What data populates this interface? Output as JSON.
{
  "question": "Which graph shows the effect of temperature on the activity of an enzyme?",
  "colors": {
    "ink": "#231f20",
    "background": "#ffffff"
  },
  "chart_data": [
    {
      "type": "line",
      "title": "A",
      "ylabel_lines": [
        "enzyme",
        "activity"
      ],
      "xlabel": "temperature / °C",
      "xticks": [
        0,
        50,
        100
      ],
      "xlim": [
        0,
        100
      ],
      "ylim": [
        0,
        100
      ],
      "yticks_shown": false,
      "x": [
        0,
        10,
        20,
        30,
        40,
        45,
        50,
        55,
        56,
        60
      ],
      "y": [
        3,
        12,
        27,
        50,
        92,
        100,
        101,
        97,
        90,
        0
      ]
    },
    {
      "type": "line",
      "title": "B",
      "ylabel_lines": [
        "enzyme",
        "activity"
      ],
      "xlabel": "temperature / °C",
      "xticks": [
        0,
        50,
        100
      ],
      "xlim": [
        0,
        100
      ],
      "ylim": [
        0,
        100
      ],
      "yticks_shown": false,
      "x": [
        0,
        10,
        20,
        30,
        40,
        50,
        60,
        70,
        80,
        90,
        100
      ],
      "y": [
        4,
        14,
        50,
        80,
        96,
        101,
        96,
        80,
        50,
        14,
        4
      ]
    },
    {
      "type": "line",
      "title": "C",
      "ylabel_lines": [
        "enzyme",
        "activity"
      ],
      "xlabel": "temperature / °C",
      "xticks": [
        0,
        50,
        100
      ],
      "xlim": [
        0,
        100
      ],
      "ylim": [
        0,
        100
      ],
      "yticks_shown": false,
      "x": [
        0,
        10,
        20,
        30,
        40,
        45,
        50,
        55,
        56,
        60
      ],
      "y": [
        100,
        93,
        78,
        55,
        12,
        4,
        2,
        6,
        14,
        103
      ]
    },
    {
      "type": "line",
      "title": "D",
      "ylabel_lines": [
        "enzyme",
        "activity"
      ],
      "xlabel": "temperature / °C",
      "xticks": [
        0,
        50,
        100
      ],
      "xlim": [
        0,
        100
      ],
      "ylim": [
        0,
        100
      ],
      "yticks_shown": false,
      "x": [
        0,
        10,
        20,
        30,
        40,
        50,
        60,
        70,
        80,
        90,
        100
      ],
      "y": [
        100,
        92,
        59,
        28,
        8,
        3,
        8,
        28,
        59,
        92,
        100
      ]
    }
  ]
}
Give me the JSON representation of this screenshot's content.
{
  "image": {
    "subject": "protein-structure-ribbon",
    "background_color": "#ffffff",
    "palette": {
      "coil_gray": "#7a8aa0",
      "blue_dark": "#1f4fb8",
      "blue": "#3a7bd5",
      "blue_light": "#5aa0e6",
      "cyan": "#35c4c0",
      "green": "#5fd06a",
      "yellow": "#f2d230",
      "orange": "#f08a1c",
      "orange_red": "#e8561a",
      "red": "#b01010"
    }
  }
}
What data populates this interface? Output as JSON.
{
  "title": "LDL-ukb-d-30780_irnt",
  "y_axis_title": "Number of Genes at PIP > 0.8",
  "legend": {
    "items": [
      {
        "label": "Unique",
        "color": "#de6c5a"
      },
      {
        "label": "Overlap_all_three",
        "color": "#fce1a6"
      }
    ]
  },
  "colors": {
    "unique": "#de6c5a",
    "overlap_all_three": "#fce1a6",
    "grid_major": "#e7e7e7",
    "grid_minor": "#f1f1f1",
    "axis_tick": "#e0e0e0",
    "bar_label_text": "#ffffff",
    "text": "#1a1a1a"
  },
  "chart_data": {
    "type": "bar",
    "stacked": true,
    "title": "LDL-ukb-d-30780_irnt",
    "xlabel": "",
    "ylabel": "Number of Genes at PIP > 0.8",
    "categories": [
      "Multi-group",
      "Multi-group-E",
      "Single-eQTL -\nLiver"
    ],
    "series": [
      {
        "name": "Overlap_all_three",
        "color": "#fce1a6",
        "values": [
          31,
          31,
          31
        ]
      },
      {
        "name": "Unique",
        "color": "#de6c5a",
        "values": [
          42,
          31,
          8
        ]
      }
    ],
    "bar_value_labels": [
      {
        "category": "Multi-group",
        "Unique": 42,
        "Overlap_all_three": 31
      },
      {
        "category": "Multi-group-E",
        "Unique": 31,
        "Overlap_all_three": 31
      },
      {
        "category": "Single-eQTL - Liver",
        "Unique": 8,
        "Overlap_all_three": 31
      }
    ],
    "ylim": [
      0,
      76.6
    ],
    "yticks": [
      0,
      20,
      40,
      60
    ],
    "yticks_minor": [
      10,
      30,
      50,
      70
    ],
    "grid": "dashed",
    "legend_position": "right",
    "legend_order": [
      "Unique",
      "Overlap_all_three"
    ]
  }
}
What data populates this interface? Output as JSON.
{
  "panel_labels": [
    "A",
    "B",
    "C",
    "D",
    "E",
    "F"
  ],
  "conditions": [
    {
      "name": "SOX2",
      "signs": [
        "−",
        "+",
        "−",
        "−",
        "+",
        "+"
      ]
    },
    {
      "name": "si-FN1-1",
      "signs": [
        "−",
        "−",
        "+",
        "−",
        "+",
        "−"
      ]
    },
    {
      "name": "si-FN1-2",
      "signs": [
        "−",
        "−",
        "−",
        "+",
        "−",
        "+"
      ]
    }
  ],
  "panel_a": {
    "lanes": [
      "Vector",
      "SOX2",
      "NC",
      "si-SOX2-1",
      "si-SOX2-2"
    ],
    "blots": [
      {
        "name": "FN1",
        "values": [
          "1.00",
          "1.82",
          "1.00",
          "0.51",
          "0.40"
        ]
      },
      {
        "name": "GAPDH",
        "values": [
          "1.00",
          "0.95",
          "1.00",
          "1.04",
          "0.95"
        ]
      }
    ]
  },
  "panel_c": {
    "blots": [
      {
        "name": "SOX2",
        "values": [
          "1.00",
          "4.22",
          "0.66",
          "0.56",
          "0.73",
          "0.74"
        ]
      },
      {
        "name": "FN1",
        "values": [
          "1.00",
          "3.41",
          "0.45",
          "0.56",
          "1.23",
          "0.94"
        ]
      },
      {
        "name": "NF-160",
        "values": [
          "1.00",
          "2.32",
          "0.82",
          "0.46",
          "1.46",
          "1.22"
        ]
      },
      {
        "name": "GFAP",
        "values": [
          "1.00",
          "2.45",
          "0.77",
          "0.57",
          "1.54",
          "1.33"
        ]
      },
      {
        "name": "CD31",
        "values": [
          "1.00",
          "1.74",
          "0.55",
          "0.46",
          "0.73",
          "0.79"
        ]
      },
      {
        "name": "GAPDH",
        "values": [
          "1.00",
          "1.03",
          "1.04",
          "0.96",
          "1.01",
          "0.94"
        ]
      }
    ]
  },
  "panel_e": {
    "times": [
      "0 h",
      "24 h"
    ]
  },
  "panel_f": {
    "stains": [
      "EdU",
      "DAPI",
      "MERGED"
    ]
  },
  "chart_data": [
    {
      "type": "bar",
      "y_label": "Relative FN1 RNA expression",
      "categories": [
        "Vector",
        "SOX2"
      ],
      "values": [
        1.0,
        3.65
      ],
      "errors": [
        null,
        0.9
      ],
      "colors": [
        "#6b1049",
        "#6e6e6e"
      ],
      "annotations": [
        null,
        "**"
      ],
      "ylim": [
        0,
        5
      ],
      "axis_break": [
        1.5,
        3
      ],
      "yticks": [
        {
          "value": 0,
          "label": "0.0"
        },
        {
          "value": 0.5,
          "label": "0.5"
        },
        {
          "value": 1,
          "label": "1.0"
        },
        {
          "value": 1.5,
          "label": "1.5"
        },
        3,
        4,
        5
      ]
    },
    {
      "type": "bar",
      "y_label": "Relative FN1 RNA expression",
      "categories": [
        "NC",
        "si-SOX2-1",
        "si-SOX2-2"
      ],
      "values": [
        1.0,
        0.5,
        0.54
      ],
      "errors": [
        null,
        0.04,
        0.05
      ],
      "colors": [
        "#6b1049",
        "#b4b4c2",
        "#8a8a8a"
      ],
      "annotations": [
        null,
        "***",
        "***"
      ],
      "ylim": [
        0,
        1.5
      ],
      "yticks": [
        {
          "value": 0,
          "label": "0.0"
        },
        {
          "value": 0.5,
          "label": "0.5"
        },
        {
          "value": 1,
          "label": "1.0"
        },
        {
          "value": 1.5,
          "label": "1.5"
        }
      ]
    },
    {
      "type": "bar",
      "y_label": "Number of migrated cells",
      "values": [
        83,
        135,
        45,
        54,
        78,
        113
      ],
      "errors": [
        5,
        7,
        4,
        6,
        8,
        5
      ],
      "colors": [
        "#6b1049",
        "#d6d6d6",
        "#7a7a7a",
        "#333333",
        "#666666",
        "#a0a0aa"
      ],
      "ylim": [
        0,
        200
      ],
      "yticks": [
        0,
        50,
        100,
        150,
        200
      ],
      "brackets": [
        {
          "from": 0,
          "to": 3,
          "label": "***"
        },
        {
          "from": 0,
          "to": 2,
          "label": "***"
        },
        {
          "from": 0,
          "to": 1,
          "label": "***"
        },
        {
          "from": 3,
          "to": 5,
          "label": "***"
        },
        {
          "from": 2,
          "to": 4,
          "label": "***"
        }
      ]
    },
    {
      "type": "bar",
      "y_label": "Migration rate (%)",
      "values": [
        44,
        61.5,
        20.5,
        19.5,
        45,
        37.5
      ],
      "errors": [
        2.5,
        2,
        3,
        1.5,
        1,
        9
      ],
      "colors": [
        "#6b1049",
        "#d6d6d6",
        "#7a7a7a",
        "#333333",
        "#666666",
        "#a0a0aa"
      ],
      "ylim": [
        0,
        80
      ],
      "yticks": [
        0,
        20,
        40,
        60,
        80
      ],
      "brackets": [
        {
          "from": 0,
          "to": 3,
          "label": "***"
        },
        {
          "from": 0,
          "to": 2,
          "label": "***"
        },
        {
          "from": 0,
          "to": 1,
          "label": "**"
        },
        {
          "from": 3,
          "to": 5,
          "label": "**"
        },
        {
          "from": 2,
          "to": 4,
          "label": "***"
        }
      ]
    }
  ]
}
————————
- **Your objective**
Pull every line containing the string "ffffff" out of the data above and copy it.

- **Solution for this problem**
    "background": "#ffffff"
    "background_color": "#ffffff",
    "bar_label_text": "#ffffff",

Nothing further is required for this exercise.